Your task: Each record must be retyped in full. No character may differ.
---------- Supplied information
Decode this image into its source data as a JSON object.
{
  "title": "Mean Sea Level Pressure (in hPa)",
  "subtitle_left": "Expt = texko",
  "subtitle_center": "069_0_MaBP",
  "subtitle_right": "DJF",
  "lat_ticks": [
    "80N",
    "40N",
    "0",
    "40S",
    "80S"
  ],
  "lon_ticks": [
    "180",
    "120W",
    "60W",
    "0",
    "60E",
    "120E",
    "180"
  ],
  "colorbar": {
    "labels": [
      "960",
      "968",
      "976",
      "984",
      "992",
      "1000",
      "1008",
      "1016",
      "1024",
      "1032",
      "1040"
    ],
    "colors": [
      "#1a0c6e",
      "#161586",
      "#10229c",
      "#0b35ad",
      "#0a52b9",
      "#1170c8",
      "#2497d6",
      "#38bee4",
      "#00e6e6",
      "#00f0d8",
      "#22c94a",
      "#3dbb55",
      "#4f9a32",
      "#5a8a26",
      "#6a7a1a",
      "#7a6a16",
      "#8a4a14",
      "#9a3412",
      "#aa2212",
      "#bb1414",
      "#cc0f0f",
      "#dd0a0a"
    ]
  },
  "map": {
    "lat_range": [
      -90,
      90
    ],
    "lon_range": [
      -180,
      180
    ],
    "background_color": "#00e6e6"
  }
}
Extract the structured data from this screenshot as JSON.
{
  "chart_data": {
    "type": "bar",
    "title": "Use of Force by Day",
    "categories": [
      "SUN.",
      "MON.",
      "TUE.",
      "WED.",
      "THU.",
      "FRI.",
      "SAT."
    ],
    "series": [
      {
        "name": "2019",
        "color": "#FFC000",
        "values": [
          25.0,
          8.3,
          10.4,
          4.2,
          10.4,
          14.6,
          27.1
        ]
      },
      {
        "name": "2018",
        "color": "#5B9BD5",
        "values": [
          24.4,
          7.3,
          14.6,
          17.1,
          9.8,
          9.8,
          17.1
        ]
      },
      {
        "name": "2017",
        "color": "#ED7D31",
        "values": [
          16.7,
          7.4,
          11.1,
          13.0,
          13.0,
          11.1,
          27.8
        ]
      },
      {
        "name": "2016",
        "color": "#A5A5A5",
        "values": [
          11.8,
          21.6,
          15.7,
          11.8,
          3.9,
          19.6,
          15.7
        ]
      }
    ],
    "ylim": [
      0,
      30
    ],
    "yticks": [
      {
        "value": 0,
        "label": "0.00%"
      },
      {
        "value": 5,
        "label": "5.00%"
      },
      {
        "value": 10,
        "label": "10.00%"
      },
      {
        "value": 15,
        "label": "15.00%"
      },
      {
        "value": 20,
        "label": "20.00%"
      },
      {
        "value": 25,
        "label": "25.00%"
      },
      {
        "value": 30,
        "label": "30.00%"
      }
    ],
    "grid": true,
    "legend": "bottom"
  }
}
--------------------
Written reply:
Decode this image into its source data as a JSON object.
{
  "title": "Mean Sea Level Pressure (in hPa)",
  "subtitle_left": "Expt = texko",
  "subtitle_center": "069_0_MaBP",
  "subtitle_right": "DJF",
  "lat_ticks": [
    "80N",
    "40N",
    "0",
    "40S",
    "80S"
  ],
  "lon_ticks": [
    "180",
    "120W",
    "60W",
    "0",
    "60E",
    "120E",
    "180"
  ],
  "colorbar": {
    "labels": [
      "960",
      "968",
      "976",
      "984",
      "992",
      "1000",
      "1008",
      "1016",
      "1024",
      "1032",
      "1040"
    ],
    "colors": [
      "#1a0c6e",
      "#161586",
      "#10229c",
      "#0b35ad",
      "#0a52b9",
      "#1170c8",
      "#2497d6",
      "#38bee4",
      "#00e6e6",
      "#00f0d8",
      "#22c94a",
      "#3dbb55",
      "#4f9a32",
      "#5a8a26",
      "#6a7a1a",
      "#7a6a16",
      "#8a4a14",
      "#9a3412",
      "#aa2212",
      "#bb1414",
      "#cc0f0f",
      "#dd0a0a"
    ]
  },
  "map": {
    "lat_range": [
      -90,
      90
    ],
    "lon_range": [
      -180,
      180
    ],
    "background_color": "#00e6e6"
  }
}
Extract the structured data from this screenshot as JSON.
{
  "chart_data": {
    "type": "bar",
    "title": "Use of Force by Day",
    "categories": [
      "SUN.",
      "MON.",
      "TUE.",
      "WED.",
      "THU.",
      "FRI.",
      "SAT."
    ],
    "series": [
      {
        "name": "2019",
        "color": "#FFC000",
        "values": [
          25.0,
          8.3,
          10.4,
          4.2,
          10.4,
          14.6,
          27.1
        ]
      },
      {
        "name": "2018",
        "color": "#5B9BD5",
        "values": [
          24.4,
          7.3,
          14.6,
          17.1,
          9.8,
          9.8,
          17.1
        ]
      },
      {
        "name": "2017",
        "color": "#ED7D31",
        "values": [
          16.7,
          7.4,
          11.1,
          13.0,
          13.0,
          11.1,
          27.8
        ]
      },
      {
        "name": "2016",
        "color": "#A5A5A5",
        "values": [
          11.8,
          21.6,
          15.7,
          11.8,
          3.9,
          19.6,
          15.7
        ]
      }
    ],
    "ylim": [
      0,
      30
    ],
    "yticks": [
      {
        "value": 0,
        "label": "0.00%"
      },
      {
        "value": 5,
        "label": "5.00%"
      },
      {
        "value": 10,
        "label": "10.00%"
      },
      {
        "value": 15,
        "label": "15.00%"
      },
      {
        "value": 20,
        "label": "20.00%"
      },
      {
        "value": 25,
        "label": "25.00%"
      },
      {
        "value": 30,
        "label": "30.00%"
      }
    ],
    "grid": true,
    "legend": "bottom"
  }
}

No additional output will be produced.